> [RECORDS FOR THE EXERCISE]:
****

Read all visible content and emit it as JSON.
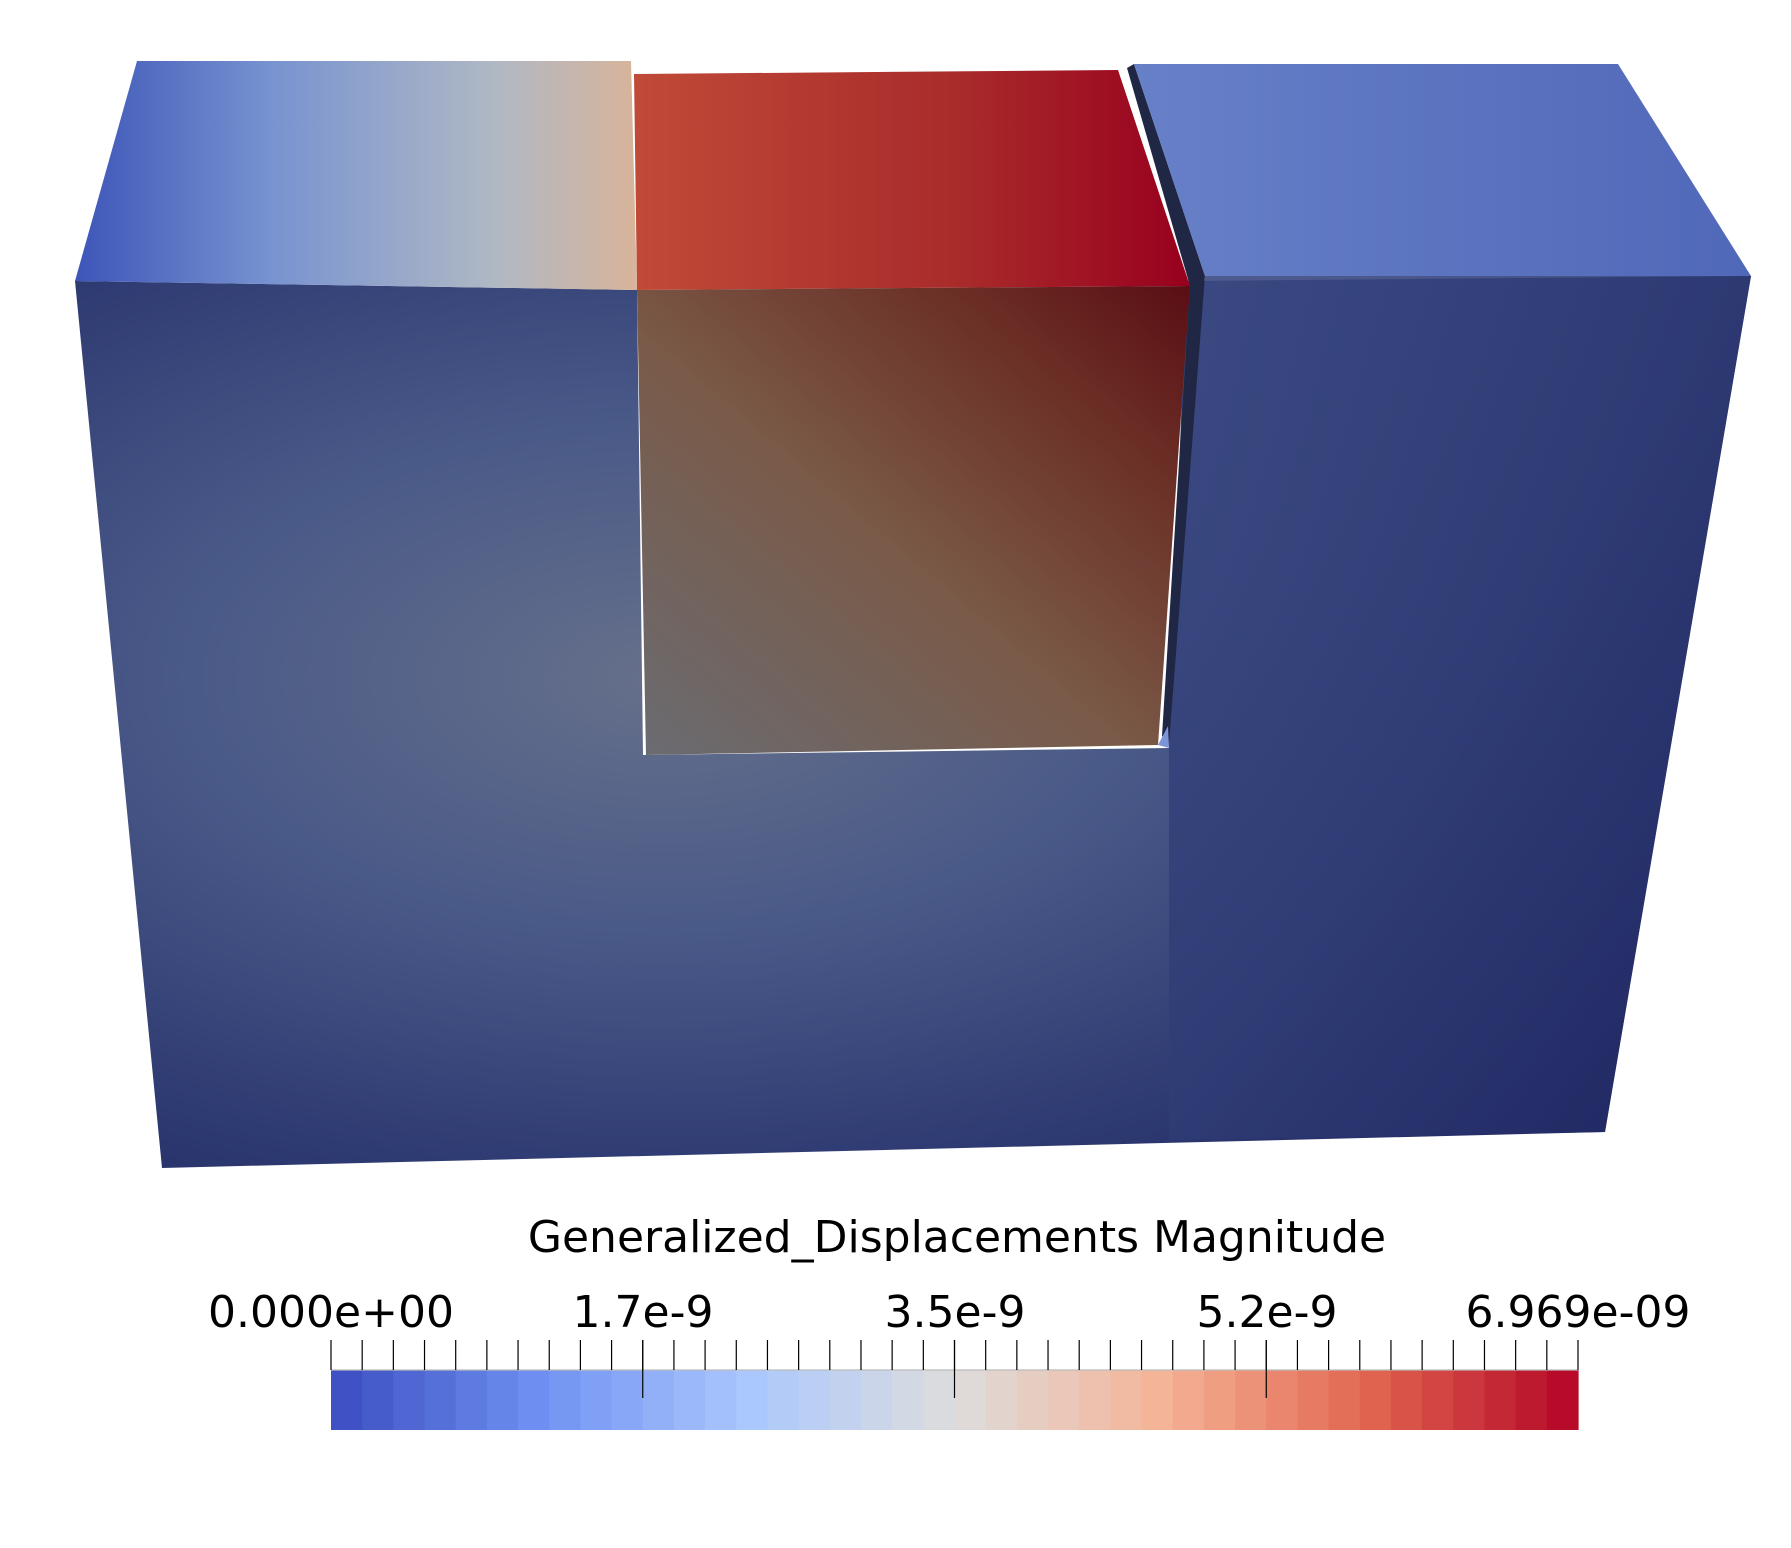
{
  "legend": {
    "title": "Generalized_Displacements Magnitude",
    "tick_labels": [
      "0.000e+00",
      "1.7e-9",
      "3.5e-9",
      "5.2e-9",
      "6.969e-09"
    ],
    "range": [
      0,
      6.969e-09
    ],
    "colormap_stops": [
      "#3b4cc0",
      "#6f91f2",
      "#aac7fd",
      "#dddddd",
      "#f5b396",
      "#e0654f",
      "#b40426"
    ]
  },
  "scene": {
    "background": "#ffffff",
    "parts": [
      "left-block",
      "center-block",
      "right-block"
    ]
  }
}
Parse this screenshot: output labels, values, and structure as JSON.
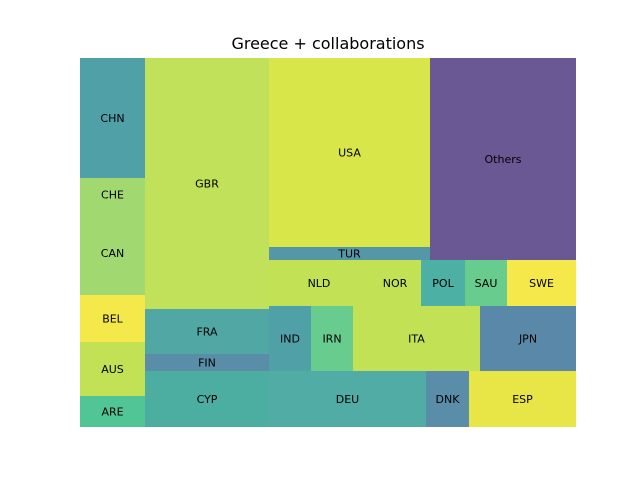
{
  "chart_data": {
    "type": "treemap",
    "title": "Greece + collaborations",
    "cells": [
      {
        "label": "CHN",
        "color": "#50a0a8"
      },
      {
        "label": "CHE",
        "color": "#a2d870"
      },
      {
        "label": "CAN",
        "color": "#a2d870"
      },
      {
        "label": "BEL",
        "color": "#f5e84a"
      },
      {
        "label": "AUS",
        "color": "#c2e154"
      },
      {
        "label": "ARE",
        "color": "#52c596"
      },
      {
        "label": "GBR",
        "color": "#c2e15a"
      },
      {
        "label": "FRA",
        "color": "#50a7a4"
      },
      {
        "label": "FIN",
        "color": "#5a8ea8"
      },
      {
        "label": "CYP",
        "color": "#4caea0"
      },
      {
        "label": "USA",
        "color": "#d9e64a"
      },
      {
        "label": "TUR",
        "color": "#5498a8"
      },
      {
        "label": "Others",
        "color": "#6a5895"
      },
      {
        "label": "NLD",
        "color": "#c2e154"
      },
      {
        "label": "NOR",
        "color": "#c2e154"
      },
      {
        "label": "POL",
        "color": "#4cb0a4"
      },
      {
        "label": "SAU",
        "color": "#68cc8e"
      },
      {
        "label": "SWE",
        "color": "#f5e84a"
      },
      {
        "label": "IND",
        "color": "#50a0a8"
      },
      {
        "label": "IRN",
        "color": "#68cc8e"
      },
      {
        "label": "ITA",
        "color": "#c2e154"
      },
      {
        "label": "JPN",
        "color": "#5a88a8"
      },
      {
        "label": "DEU",
        "color": "#50aca4"
      },
      {
        "label": "DNK",
        "color": "#5a8ea8"
      },
      {
        "label": "ESP",
        "color": "#e8e646"
      }
    ]
  }
}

****

> [GIVEN PROBLEM]: Going through the entries above line by line, work out how many lines include the word "title". Only the number is required.

> [REPLY TO THE EXERCISE]: 2